## WRITTEN EXERCISE:
An exact copy of all the data is required, with pictures left out.

Rows from a dataset
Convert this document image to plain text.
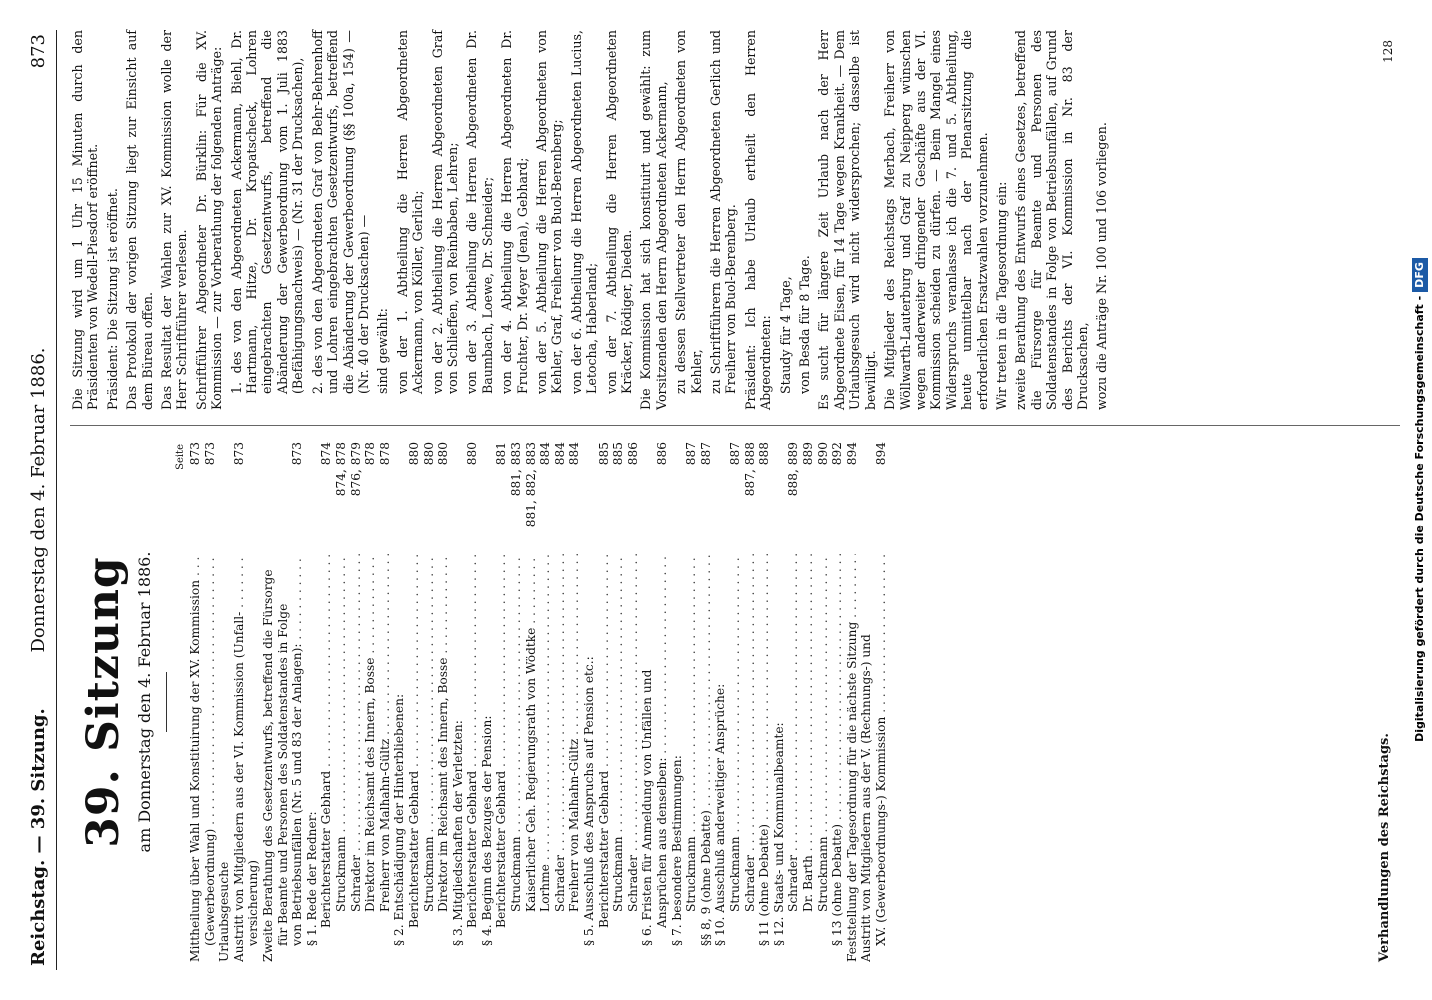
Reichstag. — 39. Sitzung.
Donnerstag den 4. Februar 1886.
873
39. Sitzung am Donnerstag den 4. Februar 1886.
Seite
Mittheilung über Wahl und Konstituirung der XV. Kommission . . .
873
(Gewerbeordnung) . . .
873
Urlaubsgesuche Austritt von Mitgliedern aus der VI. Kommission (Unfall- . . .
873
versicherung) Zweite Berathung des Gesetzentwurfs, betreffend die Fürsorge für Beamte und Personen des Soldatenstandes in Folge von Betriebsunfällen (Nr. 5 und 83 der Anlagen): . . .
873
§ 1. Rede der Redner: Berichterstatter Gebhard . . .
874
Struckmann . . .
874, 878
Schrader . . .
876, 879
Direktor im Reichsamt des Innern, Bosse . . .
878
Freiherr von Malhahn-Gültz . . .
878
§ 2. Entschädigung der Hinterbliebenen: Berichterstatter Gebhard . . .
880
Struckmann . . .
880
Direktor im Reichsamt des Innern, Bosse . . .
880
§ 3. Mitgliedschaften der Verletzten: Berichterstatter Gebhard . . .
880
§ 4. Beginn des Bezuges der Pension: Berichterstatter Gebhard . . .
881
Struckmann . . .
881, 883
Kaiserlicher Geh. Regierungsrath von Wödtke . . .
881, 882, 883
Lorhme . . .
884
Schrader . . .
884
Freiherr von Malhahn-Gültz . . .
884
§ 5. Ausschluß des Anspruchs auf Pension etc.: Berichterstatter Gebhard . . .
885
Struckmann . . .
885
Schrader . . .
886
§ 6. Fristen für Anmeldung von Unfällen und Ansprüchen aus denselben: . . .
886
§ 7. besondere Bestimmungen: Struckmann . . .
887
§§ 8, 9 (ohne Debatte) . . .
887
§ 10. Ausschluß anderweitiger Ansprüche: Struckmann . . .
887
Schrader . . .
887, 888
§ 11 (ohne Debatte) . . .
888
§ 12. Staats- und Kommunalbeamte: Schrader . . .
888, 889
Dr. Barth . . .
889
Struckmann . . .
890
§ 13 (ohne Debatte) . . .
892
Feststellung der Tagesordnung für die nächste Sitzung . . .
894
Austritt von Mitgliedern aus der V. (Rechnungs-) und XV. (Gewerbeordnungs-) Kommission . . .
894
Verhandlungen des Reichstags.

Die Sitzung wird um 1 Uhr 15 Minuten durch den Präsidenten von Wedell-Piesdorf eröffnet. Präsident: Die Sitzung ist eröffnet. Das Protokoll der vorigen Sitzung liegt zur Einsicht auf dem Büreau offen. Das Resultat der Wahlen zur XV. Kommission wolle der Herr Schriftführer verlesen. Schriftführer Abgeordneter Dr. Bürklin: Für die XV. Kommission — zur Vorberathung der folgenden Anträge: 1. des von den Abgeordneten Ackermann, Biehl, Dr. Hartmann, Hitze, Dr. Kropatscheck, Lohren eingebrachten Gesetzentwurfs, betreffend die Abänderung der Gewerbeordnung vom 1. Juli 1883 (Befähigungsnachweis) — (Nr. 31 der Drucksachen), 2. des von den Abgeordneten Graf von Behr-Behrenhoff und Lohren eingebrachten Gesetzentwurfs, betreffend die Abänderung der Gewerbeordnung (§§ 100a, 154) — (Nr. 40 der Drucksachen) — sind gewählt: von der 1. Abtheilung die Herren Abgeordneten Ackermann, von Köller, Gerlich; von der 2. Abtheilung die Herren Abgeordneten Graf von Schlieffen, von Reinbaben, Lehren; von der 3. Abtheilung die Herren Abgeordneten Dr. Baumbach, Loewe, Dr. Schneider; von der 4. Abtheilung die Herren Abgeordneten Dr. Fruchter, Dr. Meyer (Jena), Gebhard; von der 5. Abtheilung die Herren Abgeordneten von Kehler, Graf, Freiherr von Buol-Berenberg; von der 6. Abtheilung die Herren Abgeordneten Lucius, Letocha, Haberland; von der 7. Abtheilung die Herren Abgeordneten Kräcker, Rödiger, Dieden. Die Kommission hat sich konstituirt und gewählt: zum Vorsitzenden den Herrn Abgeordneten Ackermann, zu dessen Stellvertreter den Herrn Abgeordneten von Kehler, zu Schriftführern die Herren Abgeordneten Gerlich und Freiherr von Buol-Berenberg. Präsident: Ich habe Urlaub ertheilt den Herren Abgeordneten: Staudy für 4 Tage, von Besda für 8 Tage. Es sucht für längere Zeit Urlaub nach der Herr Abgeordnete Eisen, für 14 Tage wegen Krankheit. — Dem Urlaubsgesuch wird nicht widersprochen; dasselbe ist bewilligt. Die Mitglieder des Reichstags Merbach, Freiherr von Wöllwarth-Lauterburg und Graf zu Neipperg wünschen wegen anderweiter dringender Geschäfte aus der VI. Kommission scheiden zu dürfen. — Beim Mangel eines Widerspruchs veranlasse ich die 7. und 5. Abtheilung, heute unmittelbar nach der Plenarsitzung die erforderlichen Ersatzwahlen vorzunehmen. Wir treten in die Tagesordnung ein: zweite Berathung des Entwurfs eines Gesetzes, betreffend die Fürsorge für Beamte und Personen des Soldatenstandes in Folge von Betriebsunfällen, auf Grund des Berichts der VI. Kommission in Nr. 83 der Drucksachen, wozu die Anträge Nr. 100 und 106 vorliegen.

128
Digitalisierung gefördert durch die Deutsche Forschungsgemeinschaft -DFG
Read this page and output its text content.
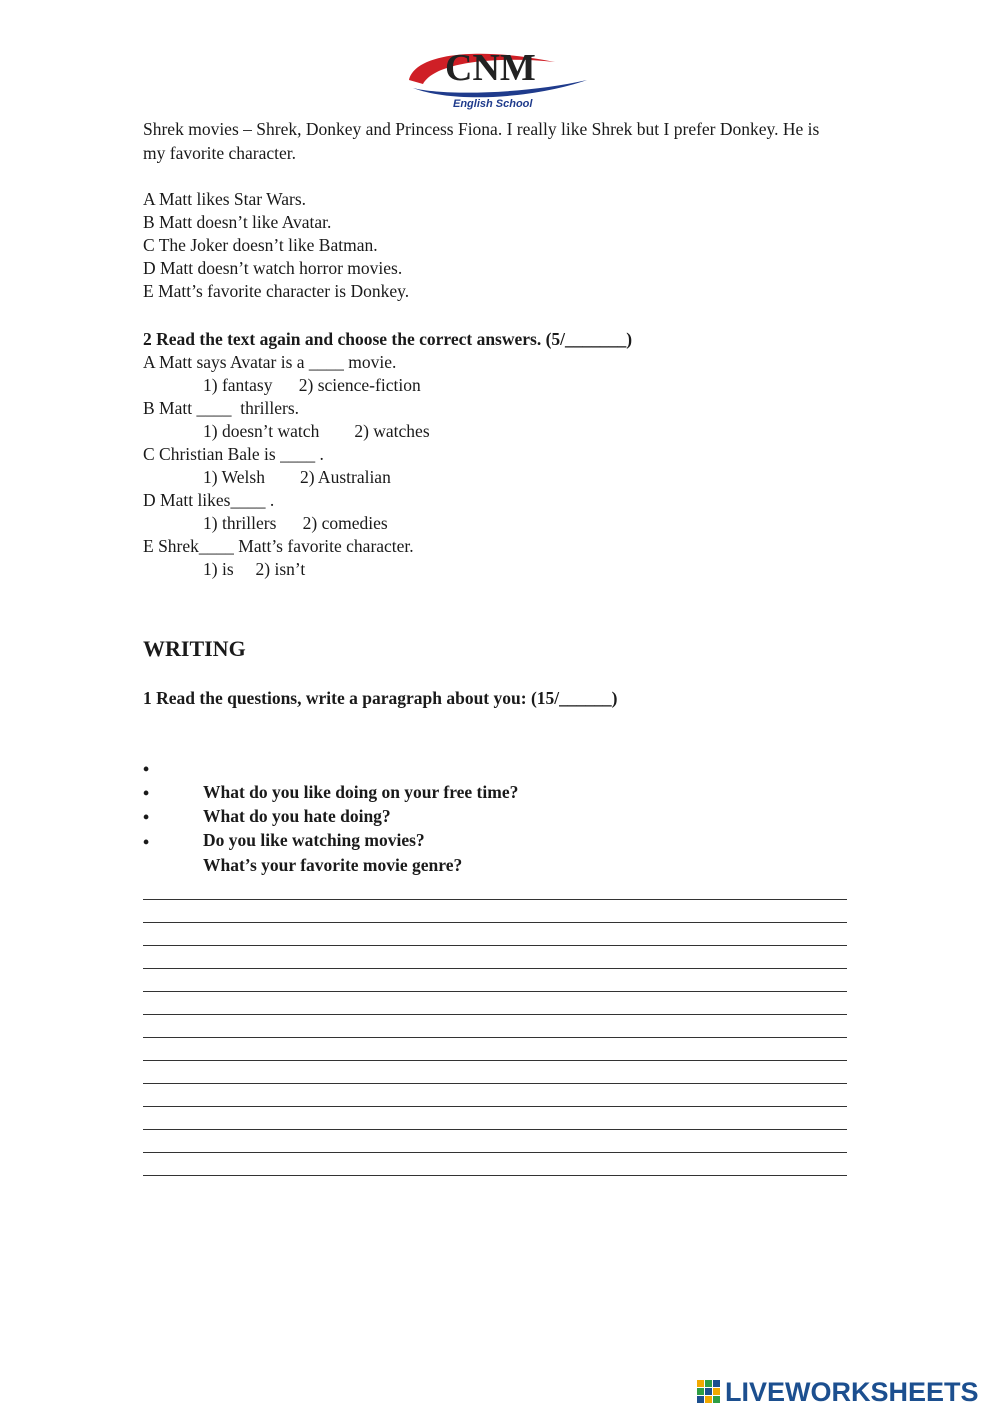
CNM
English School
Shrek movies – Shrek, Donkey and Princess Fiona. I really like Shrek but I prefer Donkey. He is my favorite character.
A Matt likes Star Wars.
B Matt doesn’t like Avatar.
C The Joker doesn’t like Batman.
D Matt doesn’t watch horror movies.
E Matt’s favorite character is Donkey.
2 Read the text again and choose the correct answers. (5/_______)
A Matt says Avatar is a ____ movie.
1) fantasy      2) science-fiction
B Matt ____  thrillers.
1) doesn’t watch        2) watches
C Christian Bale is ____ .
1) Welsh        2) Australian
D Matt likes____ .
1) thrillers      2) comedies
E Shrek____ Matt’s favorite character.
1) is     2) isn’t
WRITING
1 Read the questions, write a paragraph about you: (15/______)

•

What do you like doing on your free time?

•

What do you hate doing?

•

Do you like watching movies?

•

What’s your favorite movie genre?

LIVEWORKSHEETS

## COMPLETE ANSWER:
Convert this document image to plain text.
Reichstag. — 39. Sitzung.
Donnerstag den 4. Februar 1886.
873
39. Sitzung am Donnerstag den 4. Februar 1886.
Seite
Mittheilung über Wahl und Konstituirung der XV. Kommission . . .
873
(Gewerbeordnung) . . .
873
Urlaubsgesuche Austritt von Mitgliedern aus der VI. Kommission (Unfall- . . .
873
versicherung) Zweite Berathung des Gesetzentwurfs, betreffend die Fürsorge für Beamte und Personen des Soldatenstandes in Folge von Betriebsunfällen (Nr. 5 und 83 der Anlagen): . . .
873
§ 1. Rede der Redner: Berichterstatter Gebhard . . .
874
Struckmann . . .
874, 878
Schrader . . .
876, 879
Direktor im Reichsamt des Innern, Bosse . . .
878
Freiherr von Malhahn-Gültz . . .
878
§ 2. Entschädigung der Hinterbliebenen: Berichterstatter Gebhard . . .
880
Struckmann . . .
880
Direktor im Reichsamt des Innern, Bosse . . .
880
§ 3. Mitgliedschaften der Verletzten: Berichterstatter Gebhard . . .
880
§ 4. Beginn des Bezuges der Pension: Berichterstatter Gebhard . . .
881
Struckmann . . .
881, 883
Kaiserlicher Geh. Regierungsrath von Wödtke . . .
881, 882, 883
Lorhme . . .
884
Schrader . . .
884
Freiherr von Malhahn-Gültz . . .
884
§ 5. Ausschluß des Anspruchs auf Pension etc.: Berichterstatter Gebhard . . .
885
Struckmann . . .
885
Schrader . . .
886
§ 6. Fristen für Anmeldung von Unfällen und Ansprüchen aus denselben: . . .
886
§ 7. besondere Bestimmungen: Struckmann . . .
887
§§ 8, 9 (ohne Debatte) . . .
887
§ 10. Ausschluß anderweitiger Ansprüche: Struckmann . . .
887
Schrader . . .
887, 888
§ 11 (ohne Debatte) . . .
888
§ 12. Staats- und Kommunalbeamte: Schrader . . .
888, 889
Dr. Barth . . .
889
Struckmann . . .
890
§ 13 (ohne Debatte) . . .
892
Feststellung der Tagesordnung für die nächste Sitzung . . .
894
Austritt von Mitgliedern aus der V. (Rechnungs-) und XV. (Gewerbeordnungs-) Kommission . . .
894
Verhandlungen des Reichstags.

Die Sitzung wird um 1 Uhr 15 Minuten durch den Präsidenten von Wedell-Piesdorf eröffnet. Präsident: Die Sitzung ist eröffnet. Das Protokoll der vorigen Sitzung liegt zur Einsicht auf dem Büreau offen. Das Resultat der Wahlen zur XV. Kommission wolle der Herr Schriftführer verlesen. Schriftführer Abgeordneter Dr. Bürklin: Für die XV. Kommission — zur Vorberathung der folgenden Anträge: 1. des von den Abgeordneten Ackermann, Biehl, Dr. Hartmann, Hitze, Dr. Kropatscheck, Lohren eingebrachten Gesetzentwurfs, betreffend die Abänderung der Gewerbeordnung vom 1. Juli 1883 (Befähigungsnachweis) — (Nr. 31 der Drucksachen), 2. des von den Abgeordneten Graf von Behr-Behrenhoff und Lohren eingebrachten Gesetzentwurfs, betreffend die Abänderung der Gewerbeordnung (§§ 100a, 154) — (Nr. 40 der Drucksachen) — sind gewählt: von der 1. Abtheilung die Herren Abgeordneten Ackermann, von Köller, Gerlich; von der 2. Abtheilung die Herren Abgeordneten Graf von Schlieffen, von Reinbaben, Lehren; von der 3. Abtheilung die Herren Abgeordneten Dr. Baumbach, Loewe, Dr. Schneider; von der 4. Abtheilung die Herren Abgeordneten Dr. Fruchter, Dr. Meyer (Jena), Gebhard; von der 5. Abtheilung die Herren Abgeordneten von Kehler, Graf, Freiherr von Buol-Berenberg; von der 6. Abtheilung die Herren Abgeordneten Lucius, Letocha, Haberland; von der 7. Abtheilung die Herren Abgeordneten Kräcker, Rödiger, Dieden. Die Kommission hat sich konstituirt und gewählt: zum Vorsitzenden den Herrn Abgeordneten Ackermann, zu dessen Stellvertreter den Herrn Abgeordneten von Kehler, zu Schriftführern die Herren Abgeordneten Gerlich und Freiherr von Buol-Berenberg. Präsident: Ich habe Urlaub ertheilt den Herren Abgeordneten: Staudy für 4 Tage, von Besda für 8 Tage. Es sucht für längere Zeit Urlaub nach der Herr Abgeordnete Eisen, für 14 Tage wegen Krankheit. — Dem Urlaubsgesuch wird nicht widersprochen; dasselbe ist bewilligt. Die Mitglieder des Reichstags Merbach, Freiherr von Wöllwarth-Lauterburg und Graf zu Neipperg wünschen wegen anderweiter dringender Geschäfte aus der VI. Kommission scheiden zu dürfen. — Beim Mangel eines Widerspruchs veranlasse ich die 7. und 5. Abtheilung, heute unmittelbar nach der Plenarsitzung die erforderlichen Ersatzwahlen vorzunehmen. Wir treten in die Tagesordnung ein: zweite Berathung des Entwurfs eines Gesetzes, betreffend die Fürsorge für Beamte und Personen des Soldatenstandes in Folge von Betriebsunfällen, auf Grund des Berichts der VI. Kommission in Nr. 83 der Drucksachen, wozu die Anträge Nr. 100 und 106 vorliegen.

128
Digitalisierung gefördert durch die Deutsche Forschungsgemeinschaft -DFG
Read this page and output its text content.
CNM
English School
Shrek movies – Shrek, Donkey and Princess Fiona. I really like Shrek but I prefer Donkey. He is my favorite character.
A Matt likes Star Wars.
B Matt doesn’t like Avatar.
C The Joker doesn’t like Batman.
D Matt doesn’t watch horror movies.
E Matt’s favorite character is Donkey.
2 Read the text again and choose the correct answers. (5/_______)
A Matt says Avatar is a ____ movie.
1) fantasy      2) science-fiction
B Matt ____  thrillers.
1) doesn’t watch        2) watches
C Christian Bale is ____ .
1) Welsh        2) Australian
D Matt likes____ .
1) thrillers      2) comedies
E Shrek____ Matt’s favorite character.
1) is     2) isn’t
WRITING
1 Read the questions, write a paragraph about you: (15/______)

•

What do you like doing on your free time?

•

What do you hate doing?

•

Do you like watching movies?

•

What’s your favorite movie genre?

LIVEWORKSHEETS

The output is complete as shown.